= Task requirements =
Retype each of the following items word for word.

# # #

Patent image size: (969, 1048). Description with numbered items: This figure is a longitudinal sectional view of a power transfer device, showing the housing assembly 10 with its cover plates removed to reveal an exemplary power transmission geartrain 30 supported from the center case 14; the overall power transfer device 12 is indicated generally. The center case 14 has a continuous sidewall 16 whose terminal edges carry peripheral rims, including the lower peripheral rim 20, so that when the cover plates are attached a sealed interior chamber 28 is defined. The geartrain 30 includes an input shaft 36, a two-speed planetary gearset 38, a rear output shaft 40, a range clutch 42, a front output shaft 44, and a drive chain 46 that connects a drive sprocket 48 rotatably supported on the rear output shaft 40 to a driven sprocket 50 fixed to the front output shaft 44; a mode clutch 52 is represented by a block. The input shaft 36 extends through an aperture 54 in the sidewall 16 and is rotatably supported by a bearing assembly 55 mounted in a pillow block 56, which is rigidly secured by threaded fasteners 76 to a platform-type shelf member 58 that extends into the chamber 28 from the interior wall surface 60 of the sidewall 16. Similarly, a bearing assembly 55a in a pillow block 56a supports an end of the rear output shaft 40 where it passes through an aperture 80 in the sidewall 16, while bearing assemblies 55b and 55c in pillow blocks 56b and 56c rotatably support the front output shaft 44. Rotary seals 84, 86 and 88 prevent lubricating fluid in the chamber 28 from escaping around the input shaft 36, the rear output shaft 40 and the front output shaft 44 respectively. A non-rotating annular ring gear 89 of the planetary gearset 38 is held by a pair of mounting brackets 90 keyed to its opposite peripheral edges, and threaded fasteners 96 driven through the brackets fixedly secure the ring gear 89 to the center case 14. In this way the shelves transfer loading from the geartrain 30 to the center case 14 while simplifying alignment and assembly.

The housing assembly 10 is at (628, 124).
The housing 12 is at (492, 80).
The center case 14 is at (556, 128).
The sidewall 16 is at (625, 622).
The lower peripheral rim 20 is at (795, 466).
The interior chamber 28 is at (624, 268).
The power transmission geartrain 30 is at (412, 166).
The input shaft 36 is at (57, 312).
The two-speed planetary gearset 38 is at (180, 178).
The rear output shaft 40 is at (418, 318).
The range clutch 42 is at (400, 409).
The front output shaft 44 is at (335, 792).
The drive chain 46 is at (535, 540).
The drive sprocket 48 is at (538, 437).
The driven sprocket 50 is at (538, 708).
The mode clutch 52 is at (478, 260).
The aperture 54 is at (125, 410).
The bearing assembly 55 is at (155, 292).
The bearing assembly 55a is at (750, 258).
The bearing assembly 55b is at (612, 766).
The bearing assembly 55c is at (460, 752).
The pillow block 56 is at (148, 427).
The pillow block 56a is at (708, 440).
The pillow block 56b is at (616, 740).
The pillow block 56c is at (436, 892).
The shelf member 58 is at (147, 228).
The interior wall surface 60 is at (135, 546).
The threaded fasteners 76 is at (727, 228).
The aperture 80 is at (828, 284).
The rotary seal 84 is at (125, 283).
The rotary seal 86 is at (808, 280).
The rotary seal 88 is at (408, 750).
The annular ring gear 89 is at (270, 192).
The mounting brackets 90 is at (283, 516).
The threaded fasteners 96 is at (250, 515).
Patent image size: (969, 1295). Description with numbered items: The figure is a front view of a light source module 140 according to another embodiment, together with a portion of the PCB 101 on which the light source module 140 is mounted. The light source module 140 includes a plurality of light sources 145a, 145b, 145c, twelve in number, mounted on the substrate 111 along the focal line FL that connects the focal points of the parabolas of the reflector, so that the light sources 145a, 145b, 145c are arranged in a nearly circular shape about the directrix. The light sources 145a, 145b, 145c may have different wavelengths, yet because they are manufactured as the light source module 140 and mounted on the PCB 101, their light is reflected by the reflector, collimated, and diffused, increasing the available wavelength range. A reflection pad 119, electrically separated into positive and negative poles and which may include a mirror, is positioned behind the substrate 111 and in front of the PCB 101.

# # #

= Finished task =
Patent image size: (969, 1048). Description with numbered items: This figure is a longitudinal sectional view of a power transfer device, showing the housing assembly 10 with its cover plates removed to reveal an exemplary power transmission geartrain 30 supported from the center case 14; the overall power transfer device 12 is indicated generally. The center case 14 has a continuous sidewall 16 whose terminal edges carry peripheral rims, including the lower peripheral rim 20, so that when the cover plates are attached a sealed interior chamber 28 is defined. The geartrain 30 includes an input shaft 36, a two-speed planetary gearset 38, a rear output shaft 40, a range clutch 42, a front output shaft 44, and a drive chain 46 that connects a drive sprocket 48 rotatably supported on the rear output shaft 40 to a driven sprocket 50 fixed to the front output shaft 44; a mode clutch 52 is represented by a block. The input shaft 36 extends through an aperture 54 in the sidewall 16 and is rotatably supported by a bearing assembly 55 mounted in a pillow block 56, which is rigidly secured by threaded fasteners 76 to a platform-type shelf member 58 that extends into the chamber 28 from the interior wall surface 60 of the sidewall 16. Similarly, a bearing assembly 55a in a pillow block 56a supports an end of the rear output shaft 40 where it passes through an aperture 80 in the sidewall 16, while bearing assemblies 55b and 55c in pillow blocks 56b and 56c rotatably support the front output shaft 44. Rotary seals 84, 86 and 88 prevent lubricating fluid in the chamber 28 from escaping around the input shaft 36, the rear output shaft 40 and the front output shaft 44 respectively. A non-rotating annular ring gear 89 of the planetary gearset 38 is held by a pair of mounting brackets 90 keyed to its opposite peripheral edges, and threaded fasteners 96 driven through the brackets fixedly secure the ring gear 89 to the center case 14. In this way the shelves transfer loading from the geartrain 30 to the center case 14 while simplifying alignment and assembly.

The housing assembly 10 is at (628, 124).
The housing 12 is at (492, 80).
The center case 14 is at (556, 128).
The sidewall 16 is at (625, 622).
The lower peripheral rim 20 is at (795, 466).
The interior chamber 28 is at (624, 268).
The power transmission geartrain 30 is at (412, 166).
The input shaft 36 is at (57, 312).
The two-speed planetary gearset 38 is at (180, 178).
The rear output shaft 40 is at (418, 318).
The range clutch 42 is at (400, 409).
The front output shaft 44 is at (335, 792).
The drive chain 46 is at (535, 540).
The drive sprocket 48 is at (538, 437).
The driven sprocket 50 is at (538, 708).
The mode clutch 52 is at (478, 260).
The aperture 54 is at (125, 410).
The bearing assembly 55 is at (155, 292).
The bearing assembly 55a is at (750, 258).
The bearing assembly 55b is at (612, 766).
The bearing assembly 55c is at (460, 752).
The pillow block 56 is at (148, 427).
The pillow block 56a is at (708, 440).
The pillow block 56b is at (616, 740).
The pillow block 56c is at (436, 892).
The shelf member 58 is at (147, 228).
The interior wall surface 60 is at (135, 546).
The threaded fasteners 76 is at (727, 228).
The aperture 80 is at (828, 284).
The rotary seal 84 is at (125, 283).
The rotary seal 86 is at (808, 280).
The rotary seal 88 is at (408, 750).
The annular ring gear 89 is at (270, 192).
The mounting brackets 90 is at (283, 516).
The threaded fasteners 96 is at (250, 515).
Patent image size: (969, 1295). Description with numbered items: The figure is a front view of a light source module 140 according to another embodiment, together with a portion of the PCB 101 on which the light source module 140 is mounted. The light source module 140 includes a plurality of light sources 145a, 145b, 145c, twelve in number, mounted on the substrate 111 along the focal line FL that connects the focal points of the parabolas of the reflector, so that the light sources 145a, 145b, 145c are arranged in a nearly circular shape about the directrix. The light sources 145a, 145b, 145c may have different wavelengths, yet because they are manufactured as the light source module 140 and mounted on the PCB 101, their light is reflected by the reflector, collimated, and diffused, increasing the available wavelength range. A reflection pad 119, electrically separated into positive and negative poles and which may include a mirror, is positioned behind the substrate 111 and in front of the PCB 101.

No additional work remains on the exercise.